## WHAT IS BEING ASKED
Hunt for the word "akpɔƙpɔ" across the entries below, copying each line that holds it.

## Dataset items
-=-=-=-=-

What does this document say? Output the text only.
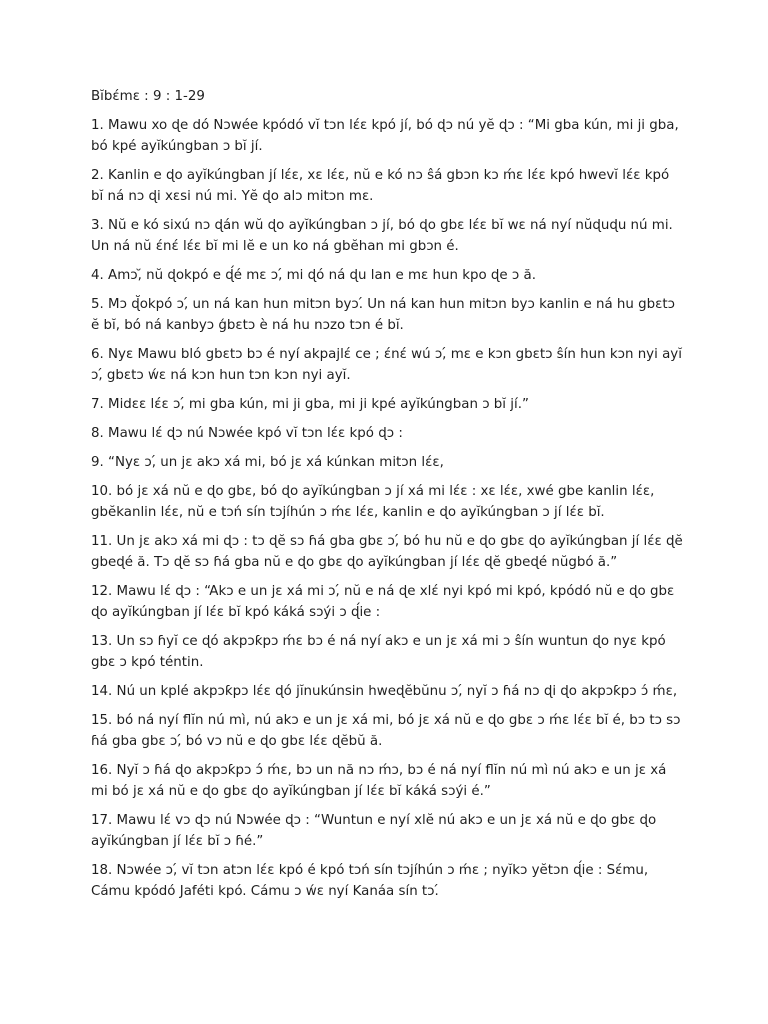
Bĭbέmɛ : 9 : 1-29

1. Mawu xo ɖe dó Nɔwée kpódó vĭ tɔn lέɛ kpó jí, bó ɖɔ nú yĕ ɖɔ : “Mi gba kún, mi ji gba, bó kpé ayĭkúngban ɔ bĭ jí.

2. Kanlin e ɖo ayĭkúngban jí lέɛ, xɛ lέɛ, nŭ e kó nɔ ŝá gbɔn kɔ ḿɛ lέɛ kpó hwevĭ lέɛ kpó bĭ ná nɔ ɖi xɛsi nú mi. Yĕ ɖo alɔ mitɔn mɛ.

3. Nŭ e kó sixú nɔ ɖán wŭ ɖo ayĭkúngban ɔ jí, bó ɖo gbɛ lέɛ bĭ wɛ ná nyí nŭɖuɖu nú mi. Un ná nŭ έnέ lέɛ bĭ mi lĕ e un ko ná gbĕhan mi gbɔn é.

4. Amɔ,̆ nŭ ɖokpó e ɖ́é mɛ ɔ,́ mi ɖó ná ɖu lan e mɛ hun kpo ɖe ɔ ă.

5. Mɔ ɖ̆okpó ɔ,́ un ná kan hun mitɔn byɔ.́ Un ná kan hun mitɔn byɔ kanlin e ná hu gbɛtɔ ĕ bĭ, bó ná kanbyɔ ǵbɛtɔ ѐ ná hu nɔzo tɔn é bĭ.

6. Nyɛ Mawu bló gbɛtɔ bɔ é nyí akpajlέ ce ; έnέ wú ɔ,́ mɛ e kɔn gbɛtɔ ŝín hun kɔn nyi ayĭ ɔ,́ gbɛtɔ ẃɛ ná kɔn hun tɔn kɔn nyi ayĭ.

7. Midɛɛ lέɛ ɔ,́ mi gba kún, mi ji gba, mi ji kpé ayĭkúngban ɔ bĭ jí.”

8. Mawu lέ ɖɔ nú Nɔwée kpó vĭ tɔn lέɛ kpó ɖɔ :

9. “Nyɛ ɔ,́ un jɛ akɔ xá mi, bó jɛ xá kúnkan mitɔn lέɛ,

10. bó jɛ xá nŭ e ɖo gbɛ, bó ɖo ayĭkúngban ɔ jí xá mi lέɛ : xɛ lέɛ, xwé gbe kanlin lέɛ, gbĕkanlin lέɛ, nŭ e tɔń sín tɔjíhún ɔ ḿɛ lέɛ, kanlin e ɖo ayĭkúngban ɔ jí lέɛ bĭ.

11. Un jɛ akɔ xá mi ɖɔ : tɔ ɖĕ sɔ ɦá gba gbɛ ɔ,́ bó hu nŭ e ɖo gbɛ ɖo ayĭkúngban jí lέɛ ɖĕ gbeɖé ă. Tɔ ɖĕ sɔ ɦá gba nŭ e ɖo gbɛ ɖo ayĭkúngban jí lέɛ ɖĕ gbeɖé nŭgbó ă.”

12. Mawu lέ ɖɔ : “Akɔ e un jɛ xá mi ɔ,́ nŭ e ná ɖe xlέ nyi kpó mi kpó, kpódó nŭ e ɖo gbɛ ɖo ayĭkúngban jí lέɛ bĭ kpó káká sɔýi ɔ ɖ́ie :

13. Un sɔ ɦyĭ ce ɖó akpɔƙpɔ ḿɛ bɔ é ná nyí akɔ e un jɛ xá mi ɔ ŝín wuntun ɖo nyɛ kpó gbɛ ɔ kpó téntin.

14. Nú un kplé akpɔƙpɔ lέɛ ɖó jĭnukúnsin hweɖĕbŭnu ɔ,́ nyĭ ɔ ɦá nɔ ɖi ɖo akpɔƙpɔ ɔ́ ḿɛ,

15. bó ná nyí flĭn nú mì, nú akɔ e un jɛ xá mi, bó jɛ xá nŭ e ɖo gbɛ ɔ ḿɛ lέɛ bĭ é, bɔ tɔ sɔ ɦá gba gbɛ ɔ,́ bó vɔ nŭ e ɖo gbɛ lέɛ ɖĕbŭ ă.

16. Nyĭ ɔ ɦá ɖo akpɔƙpɔ ɔ́ ḿɛ, bɔ un nă nɔ ḿɔ, bɔ é ná nyí flĭn nú mì nú akɔ e un jɛ xá mi bó jɛ xá nŭ e ɖo gbɛ ɖo ayĭkúngban jí lέɛ bĭ káká sɔýi é.”

17. Mawu lέ vɔ ɖɔ nú Nɔwée ɖɔ : “Wuntun e nyí xlĕ nú akɔ e un jɛ xá nŭ e ɖo gbɛ ɖo ayĭkúngban jí lέɛ bĭ ɔ ɦé.”

18. Nɔwée ɔ,́ vĭ tɔn atɔn lέɛ kpó é kpó tɔń sín tɔjíhún ɔ ḿɛ ; nyĭkɔ yĕtɔn ɖ́ie : Sέmu, Cámu kpódó Jaféti kpó. Cámu ɔ ẃɛ nyí Kanáa sín tɔ.́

-=-=-=-=-

## ANSWER TO THE EXERCISE
13. Un sɔ ɦyĭ ce ɖó akpɔƙpɔ ḿɛ bɔ é ná nyí akɔ e un jɛ xá mi ɔ ŝín wuntun ɖo nyɛ kpó gbɛ ɔ kpó téntin.
14. Nú un kplé akpɔƙpɔ lέɛ ɖó jĭnukúnsin hweɖĕbŭnu ɔ,́ nyĭ ɔ ɦá nɔ ɖi ɖo akpɔƙpɔ ɔ́ ḿɛ,
16. Nyĭ ɔ ɦá ɖo akpɔƙpɔ ɔ́ ḿɛ, bɔ un nă nɔ ḿɔ, bɔ é ná nyí flĭn nú mì nú akɔ e un jɛ xá mi bó jɛ xá nŭ e ɖo gbɛ ɖo ayĭkúngban jí lέɛ bĭ káká sɔýi é.”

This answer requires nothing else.